What you will do
Note each line that includes the word "rate". Copy those lines.

Data section
:::

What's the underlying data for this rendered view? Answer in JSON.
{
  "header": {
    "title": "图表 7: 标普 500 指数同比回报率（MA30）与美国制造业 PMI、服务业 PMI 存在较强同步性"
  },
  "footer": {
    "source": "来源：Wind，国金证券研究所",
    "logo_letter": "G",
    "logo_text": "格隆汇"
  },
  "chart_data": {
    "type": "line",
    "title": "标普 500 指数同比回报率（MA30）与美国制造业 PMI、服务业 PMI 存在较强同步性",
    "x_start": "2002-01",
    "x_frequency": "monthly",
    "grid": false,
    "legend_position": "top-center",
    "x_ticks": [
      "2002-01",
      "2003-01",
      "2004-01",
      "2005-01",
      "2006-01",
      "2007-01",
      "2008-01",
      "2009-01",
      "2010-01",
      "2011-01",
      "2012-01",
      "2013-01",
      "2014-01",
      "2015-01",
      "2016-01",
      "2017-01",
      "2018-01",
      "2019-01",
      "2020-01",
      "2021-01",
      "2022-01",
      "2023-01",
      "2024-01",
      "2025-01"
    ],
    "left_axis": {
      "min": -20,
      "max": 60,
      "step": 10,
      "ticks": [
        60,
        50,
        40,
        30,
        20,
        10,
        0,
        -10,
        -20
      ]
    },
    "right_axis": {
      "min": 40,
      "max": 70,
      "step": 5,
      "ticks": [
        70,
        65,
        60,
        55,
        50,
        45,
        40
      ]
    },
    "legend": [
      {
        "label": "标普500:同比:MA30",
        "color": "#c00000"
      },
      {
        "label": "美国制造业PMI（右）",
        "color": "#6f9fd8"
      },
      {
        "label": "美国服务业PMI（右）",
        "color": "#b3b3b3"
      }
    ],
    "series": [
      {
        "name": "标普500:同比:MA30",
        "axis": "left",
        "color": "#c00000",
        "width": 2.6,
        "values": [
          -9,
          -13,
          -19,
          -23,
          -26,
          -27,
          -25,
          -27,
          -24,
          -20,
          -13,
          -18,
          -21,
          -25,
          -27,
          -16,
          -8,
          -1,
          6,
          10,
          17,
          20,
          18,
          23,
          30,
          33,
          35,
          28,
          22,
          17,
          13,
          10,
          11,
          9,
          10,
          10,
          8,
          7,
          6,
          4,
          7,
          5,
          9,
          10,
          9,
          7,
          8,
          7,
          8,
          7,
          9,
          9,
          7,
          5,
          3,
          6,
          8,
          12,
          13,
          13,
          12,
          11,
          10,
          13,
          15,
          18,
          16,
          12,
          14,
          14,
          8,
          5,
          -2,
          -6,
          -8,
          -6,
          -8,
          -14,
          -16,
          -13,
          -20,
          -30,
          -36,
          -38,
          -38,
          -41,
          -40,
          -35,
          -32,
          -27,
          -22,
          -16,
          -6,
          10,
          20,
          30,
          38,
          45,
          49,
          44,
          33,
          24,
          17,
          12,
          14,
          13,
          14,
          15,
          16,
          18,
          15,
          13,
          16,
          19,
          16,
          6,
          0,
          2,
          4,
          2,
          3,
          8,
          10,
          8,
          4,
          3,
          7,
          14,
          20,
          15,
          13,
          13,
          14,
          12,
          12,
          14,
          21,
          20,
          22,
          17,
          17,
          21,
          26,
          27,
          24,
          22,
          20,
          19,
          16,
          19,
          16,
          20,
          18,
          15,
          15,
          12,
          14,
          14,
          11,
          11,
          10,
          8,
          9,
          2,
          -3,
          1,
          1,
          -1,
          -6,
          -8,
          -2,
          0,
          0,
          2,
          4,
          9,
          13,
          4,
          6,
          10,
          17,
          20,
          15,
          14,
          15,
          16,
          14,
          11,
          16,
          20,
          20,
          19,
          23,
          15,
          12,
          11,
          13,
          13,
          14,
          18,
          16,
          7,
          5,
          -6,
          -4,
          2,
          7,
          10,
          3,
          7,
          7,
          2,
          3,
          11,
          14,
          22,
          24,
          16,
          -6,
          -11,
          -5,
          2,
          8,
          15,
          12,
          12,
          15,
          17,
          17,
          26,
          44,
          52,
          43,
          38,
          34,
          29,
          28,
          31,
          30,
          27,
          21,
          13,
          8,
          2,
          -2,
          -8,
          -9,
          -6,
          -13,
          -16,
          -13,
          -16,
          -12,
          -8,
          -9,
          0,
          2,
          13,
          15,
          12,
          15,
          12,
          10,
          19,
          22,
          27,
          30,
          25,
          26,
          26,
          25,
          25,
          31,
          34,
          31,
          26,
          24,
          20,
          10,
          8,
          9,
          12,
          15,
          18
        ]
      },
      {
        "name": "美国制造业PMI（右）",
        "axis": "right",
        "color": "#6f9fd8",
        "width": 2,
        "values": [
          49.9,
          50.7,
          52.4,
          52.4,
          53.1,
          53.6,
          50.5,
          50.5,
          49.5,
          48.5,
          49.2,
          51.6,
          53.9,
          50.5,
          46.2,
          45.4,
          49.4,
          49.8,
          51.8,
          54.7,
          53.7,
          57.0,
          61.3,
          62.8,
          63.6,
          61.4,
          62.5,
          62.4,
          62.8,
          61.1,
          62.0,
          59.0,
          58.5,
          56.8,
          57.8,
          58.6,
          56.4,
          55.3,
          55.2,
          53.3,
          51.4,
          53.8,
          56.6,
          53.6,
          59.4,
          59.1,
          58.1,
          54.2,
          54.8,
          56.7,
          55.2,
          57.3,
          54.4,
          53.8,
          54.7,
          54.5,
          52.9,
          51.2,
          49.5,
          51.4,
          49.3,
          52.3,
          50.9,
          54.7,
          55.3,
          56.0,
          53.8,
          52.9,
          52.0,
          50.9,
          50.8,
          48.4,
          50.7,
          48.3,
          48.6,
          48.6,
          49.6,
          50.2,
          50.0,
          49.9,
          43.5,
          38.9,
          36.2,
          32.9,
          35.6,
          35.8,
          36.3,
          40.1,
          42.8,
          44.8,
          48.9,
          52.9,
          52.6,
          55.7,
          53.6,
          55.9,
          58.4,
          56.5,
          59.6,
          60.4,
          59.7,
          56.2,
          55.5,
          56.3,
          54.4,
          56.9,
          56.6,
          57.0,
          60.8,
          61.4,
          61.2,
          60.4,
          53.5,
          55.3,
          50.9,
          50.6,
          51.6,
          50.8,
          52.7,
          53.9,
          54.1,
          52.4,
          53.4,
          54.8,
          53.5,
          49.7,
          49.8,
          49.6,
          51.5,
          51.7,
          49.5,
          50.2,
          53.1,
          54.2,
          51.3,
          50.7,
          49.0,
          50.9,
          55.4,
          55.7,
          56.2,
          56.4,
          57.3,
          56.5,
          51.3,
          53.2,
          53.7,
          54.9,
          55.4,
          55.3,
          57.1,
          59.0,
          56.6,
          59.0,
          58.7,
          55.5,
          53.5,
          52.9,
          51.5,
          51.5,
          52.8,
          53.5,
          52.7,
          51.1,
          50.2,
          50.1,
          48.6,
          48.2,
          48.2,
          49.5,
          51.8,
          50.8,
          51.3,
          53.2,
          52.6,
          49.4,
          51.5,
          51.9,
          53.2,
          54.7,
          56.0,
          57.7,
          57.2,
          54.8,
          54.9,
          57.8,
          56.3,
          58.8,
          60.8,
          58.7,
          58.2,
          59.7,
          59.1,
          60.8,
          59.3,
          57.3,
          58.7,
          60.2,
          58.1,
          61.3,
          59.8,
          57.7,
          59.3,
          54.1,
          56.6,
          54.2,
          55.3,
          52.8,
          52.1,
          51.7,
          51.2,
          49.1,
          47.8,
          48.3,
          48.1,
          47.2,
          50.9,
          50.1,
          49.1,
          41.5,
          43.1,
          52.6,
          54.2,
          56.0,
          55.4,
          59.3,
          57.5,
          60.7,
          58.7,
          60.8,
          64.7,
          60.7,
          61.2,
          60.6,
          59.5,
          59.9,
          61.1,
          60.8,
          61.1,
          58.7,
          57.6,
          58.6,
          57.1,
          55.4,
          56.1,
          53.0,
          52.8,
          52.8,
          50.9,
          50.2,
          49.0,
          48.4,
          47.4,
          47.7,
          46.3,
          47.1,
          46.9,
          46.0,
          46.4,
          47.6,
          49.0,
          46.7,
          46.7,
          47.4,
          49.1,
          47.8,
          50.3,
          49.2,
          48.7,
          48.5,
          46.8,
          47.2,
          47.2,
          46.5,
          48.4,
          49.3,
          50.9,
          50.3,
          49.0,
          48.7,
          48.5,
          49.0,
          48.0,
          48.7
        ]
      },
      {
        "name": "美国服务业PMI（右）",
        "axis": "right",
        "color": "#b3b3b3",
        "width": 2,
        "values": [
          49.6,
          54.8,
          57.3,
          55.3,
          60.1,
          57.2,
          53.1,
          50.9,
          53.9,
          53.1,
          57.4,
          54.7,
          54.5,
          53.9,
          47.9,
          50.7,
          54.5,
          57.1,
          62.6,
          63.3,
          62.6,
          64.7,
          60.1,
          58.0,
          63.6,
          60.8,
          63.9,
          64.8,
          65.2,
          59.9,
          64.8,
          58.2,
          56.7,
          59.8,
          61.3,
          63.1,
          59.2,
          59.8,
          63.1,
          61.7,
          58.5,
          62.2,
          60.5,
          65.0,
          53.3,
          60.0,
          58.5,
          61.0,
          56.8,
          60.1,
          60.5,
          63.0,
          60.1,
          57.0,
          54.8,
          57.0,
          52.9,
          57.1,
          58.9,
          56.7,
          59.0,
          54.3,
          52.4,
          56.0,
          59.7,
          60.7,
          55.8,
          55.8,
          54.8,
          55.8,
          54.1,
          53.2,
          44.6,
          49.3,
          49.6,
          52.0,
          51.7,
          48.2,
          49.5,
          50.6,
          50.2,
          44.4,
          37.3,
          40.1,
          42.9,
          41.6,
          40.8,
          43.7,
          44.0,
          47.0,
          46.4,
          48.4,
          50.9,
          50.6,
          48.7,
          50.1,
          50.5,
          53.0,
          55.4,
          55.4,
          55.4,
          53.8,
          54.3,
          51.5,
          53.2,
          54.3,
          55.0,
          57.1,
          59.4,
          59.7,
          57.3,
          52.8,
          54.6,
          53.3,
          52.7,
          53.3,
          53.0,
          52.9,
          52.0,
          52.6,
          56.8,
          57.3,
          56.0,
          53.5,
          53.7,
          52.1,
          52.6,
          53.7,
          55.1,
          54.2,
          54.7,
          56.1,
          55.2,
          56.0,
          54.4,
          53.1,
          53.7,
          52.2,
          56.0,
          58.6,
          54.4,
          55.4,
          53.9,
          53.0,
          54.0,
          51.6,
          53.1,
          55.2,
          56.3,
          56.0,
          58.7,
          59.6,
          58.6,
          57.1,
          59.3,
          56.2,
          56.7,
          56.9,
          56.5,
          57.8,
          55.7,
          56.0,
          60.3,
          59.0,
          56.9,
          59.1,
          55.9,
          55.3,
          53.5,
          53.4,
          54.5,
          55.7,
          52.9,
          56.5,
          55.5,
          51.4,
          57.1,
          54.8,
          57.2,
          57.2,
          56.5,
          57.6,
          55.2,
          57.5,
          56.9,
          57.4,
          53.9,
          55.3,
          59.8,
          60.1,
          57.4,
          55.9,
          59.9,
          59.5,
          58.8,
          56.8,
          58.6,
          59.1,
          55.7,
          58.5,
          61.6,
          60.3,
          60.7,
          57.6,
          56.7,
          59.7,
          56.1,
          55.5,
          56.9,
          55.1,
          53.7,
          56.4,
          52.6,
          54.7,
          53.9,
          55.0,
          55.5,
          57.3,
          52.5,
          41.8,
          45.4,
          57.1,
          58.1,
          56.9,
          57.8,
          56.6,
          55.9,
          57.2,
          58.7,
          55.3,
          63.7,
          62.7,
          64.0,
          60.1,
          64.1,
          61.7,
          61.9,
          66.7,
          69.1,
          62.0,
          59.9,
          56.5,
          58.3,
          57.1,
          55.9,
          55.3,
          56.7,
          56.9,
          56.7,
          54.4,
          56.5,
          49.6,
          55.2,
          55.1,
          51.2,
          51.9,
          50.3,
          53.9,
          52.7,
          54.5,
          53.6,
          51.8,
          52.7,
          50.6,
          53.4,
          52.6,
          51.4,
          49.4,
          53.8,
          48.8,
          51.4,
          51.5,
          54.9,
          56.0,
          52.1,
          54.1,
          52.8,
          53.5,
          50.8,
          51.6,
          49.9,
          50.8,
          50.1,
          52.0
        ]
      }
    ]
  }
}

:::

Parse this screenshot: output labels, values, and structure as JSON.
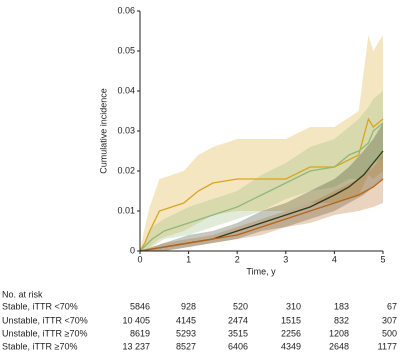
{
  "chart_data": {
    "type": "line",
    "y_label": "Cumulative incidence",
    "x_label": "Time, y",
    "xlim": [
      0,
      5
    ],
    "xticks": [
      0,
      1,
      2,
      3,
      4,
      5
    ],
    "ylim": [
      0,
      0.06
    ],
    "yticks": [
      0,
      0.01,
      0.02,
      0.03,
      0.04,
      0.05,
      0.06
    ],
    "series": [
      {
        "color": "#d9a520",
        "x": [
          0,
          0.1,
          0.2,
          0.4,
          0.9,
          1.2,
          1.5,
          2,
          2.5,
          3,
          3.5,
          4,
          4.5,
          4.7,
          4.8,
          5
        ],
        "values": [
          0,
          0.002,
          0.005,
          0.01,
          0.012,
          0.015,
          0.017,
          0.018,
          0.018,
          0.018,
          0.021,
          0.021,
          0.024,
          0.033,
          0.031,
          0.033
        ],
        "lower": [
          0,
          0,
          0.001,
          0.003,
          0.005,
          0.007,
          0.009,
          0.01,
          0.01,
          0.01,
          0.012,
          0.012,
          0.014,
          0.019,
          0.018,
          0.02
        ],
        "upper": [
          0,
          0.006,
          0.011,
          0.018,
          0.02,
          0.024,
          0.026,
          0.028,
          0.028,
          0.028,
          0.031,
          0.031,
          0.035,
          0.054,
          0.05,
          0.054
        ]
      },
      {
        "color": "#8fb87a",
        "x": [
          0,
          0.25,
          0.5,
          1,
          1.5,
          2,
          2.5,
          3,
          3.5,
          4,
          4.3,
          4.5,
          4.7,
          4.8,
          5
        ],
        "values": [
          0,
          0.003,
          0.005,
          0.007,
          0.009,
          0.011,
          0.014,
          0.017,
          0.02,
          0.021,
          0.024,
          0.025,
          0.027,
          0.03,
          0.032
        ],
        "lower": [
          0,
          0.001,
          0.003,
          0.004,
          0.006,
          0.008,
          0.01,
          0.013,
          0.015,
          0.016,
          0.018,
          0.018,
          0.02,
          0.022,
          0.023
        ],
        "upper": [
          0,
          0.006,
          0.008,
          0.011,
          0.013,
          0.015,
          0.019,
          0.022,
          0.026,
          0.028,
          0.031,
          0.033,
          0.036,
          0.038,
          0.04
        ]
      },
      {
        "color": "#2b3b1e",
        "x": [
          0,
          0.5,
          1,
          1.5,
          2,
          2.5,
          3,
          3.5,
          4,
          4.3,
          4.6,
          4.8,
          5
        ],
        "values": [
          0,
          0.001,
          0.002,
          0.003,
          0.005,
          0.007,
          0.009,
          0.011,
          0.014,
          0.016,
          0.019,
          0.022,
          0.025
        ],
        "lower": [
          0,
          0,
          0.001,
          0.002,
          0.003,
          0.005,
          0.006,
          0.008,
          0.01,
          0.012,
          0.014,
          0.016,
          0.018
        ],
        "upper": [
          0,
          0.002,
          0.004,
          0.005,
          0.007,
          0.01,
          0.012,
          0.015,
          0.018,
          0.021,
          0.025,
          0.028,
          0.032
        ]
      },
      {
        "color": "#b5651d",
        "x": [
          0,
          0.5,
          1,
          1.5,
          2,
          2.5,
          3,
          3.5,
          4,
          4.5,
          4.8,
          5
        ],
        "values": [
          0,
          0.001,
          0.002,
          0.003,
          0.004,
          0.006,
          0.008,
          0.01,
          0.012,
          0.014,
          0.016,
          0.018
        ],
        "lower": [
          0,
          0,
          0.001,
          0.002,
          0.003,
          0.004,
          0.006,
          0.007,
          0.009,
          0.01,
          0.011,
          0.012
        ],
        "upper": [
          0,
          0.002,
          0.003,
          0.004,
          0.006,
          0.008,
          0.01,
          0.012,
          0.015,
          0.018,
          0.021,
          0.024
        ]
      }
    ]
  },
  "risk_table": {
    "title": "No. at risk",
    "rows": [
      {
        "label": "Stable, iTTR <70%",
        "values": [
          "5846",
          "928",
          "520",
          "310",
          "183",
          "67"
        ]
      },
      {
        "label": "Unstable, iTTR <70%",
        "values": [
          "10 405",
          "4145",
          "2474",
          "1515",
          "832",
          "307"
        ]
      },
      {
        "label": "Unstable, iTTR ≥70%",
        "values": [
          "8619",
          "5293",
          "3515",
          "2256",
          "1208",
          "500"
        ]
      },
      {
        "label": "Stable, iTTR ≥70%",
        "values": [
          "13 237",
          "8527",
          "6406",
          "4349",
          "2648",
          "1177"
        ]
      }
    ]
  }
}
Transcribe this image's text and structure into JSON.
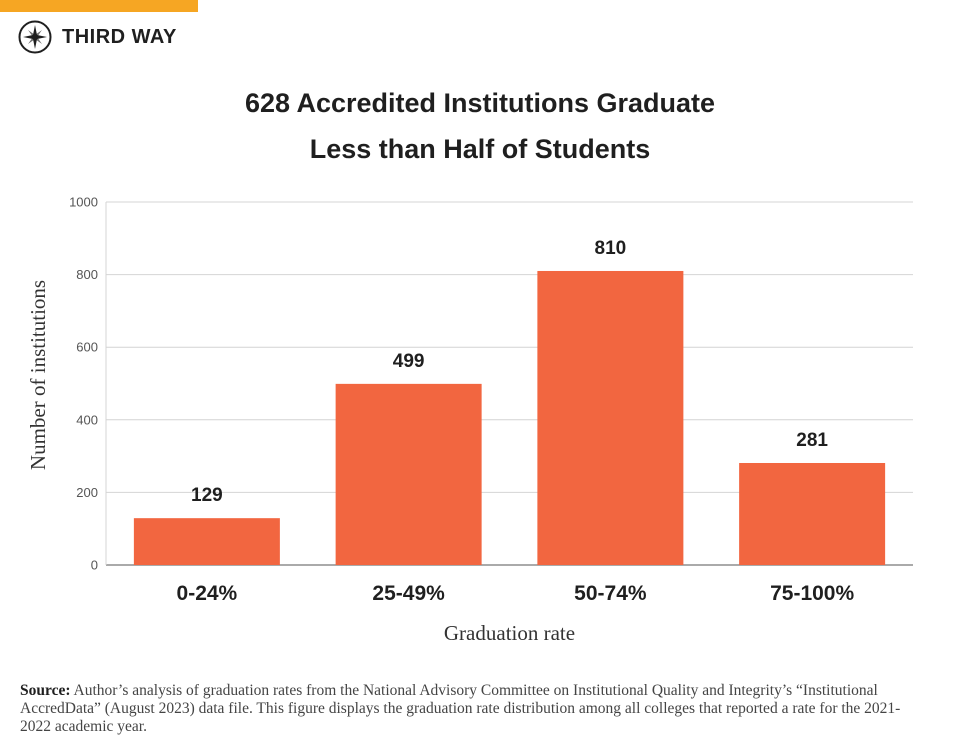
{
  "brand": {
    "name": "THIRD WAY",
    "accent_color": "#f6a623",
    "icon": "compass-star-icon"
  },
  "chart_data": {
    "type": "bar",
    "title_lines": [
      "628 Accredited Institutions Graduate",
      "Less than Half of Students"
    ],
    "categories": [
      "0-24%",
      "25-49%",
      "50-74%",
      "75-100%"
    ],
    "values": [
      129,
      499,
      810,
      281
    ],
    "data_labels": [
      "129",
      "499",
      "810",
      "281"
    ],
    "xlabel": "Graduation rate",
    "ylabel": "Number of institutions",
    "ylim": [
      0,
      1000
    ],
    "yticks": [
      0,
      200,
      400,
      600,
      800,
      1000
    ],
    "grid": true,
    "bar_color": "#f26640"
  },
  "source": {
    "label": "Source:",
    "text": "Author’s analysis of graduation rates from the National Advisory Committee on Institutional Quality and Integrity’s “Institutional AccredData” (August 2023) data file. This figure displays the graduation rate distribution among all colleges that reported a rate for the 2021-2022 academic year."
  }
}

:::

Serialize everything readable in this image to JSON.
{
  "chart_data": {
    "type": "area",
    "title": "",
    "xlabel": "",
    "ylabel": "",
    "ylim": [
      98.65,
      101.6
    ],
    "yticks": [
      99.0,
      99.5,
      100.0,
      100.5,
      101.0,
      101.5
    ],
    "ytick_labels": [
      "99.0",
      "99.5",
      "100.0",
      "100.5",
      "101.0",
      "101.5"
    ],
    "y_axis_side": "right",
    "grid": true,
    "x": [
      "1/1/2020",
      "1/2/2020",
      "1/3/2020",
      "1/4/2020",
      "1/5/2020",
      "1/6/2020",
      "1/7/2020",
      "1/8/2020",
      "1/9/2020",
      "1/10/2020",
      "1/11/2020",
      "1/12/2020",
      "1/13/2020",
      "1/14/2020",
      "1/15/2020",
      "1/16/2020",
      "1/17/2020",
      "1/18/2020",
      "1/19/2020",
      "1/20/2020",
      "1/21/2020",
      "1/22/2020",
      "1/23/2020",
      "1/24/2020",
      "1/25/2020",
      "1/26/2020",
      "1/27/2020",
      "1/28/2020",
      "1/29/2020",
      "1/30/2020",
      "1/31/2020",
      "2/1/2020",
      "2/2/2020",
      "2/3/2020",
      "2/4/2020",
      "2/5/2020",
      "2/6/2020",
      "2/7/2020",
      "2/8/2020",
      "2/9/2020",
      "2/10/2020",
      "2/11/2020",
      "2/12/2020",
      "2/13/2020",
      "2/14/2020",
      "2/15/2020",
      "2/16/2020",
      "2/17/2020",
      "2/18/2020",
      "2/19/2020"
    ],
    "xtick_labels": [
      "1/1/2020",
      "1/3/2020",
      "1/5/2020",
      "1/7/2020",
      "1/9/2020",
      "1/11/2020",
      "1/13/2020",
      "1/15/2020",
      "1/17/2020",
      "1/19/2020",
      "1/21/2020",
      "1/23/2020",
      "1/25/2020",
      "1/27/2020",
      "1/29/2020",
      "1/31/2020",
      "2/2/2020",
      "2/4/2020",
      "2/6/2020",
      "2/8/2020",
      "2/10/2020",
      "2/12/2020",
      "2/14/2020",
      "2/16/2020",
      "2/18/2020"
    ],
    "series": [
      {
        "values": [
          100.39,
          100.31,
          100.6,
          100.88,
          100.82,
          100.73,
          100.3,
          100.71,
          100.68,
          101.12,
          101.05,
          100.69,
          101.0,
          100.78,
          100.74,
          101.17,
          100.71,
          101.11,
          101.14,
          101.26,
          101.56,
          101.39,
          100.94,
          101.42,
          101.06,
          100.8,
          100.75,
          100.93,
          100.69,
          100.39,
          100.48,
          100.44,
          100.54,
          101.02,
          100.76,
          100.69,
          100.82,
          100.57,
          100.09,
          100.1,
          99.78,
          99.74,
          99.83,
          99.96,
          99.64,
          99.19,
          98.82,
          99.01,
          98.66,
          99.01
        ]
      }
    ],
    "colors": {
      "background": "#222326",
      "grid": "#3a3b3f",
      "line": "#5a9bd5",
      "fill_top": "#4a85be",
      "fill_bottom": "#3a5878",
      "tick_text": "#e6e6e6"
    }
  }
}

:::

Correct result
    "xlabel": "Graduation rate",
    "text": "Author’s analysis of graduation rates from the National Advisory Committee on Institutional Quality and Integrity’s “Institutional AccredData” (August 2023) data file. This figure displays the graduation rate distribution among all colleges that reported a rate for the 2021-2022 academic year."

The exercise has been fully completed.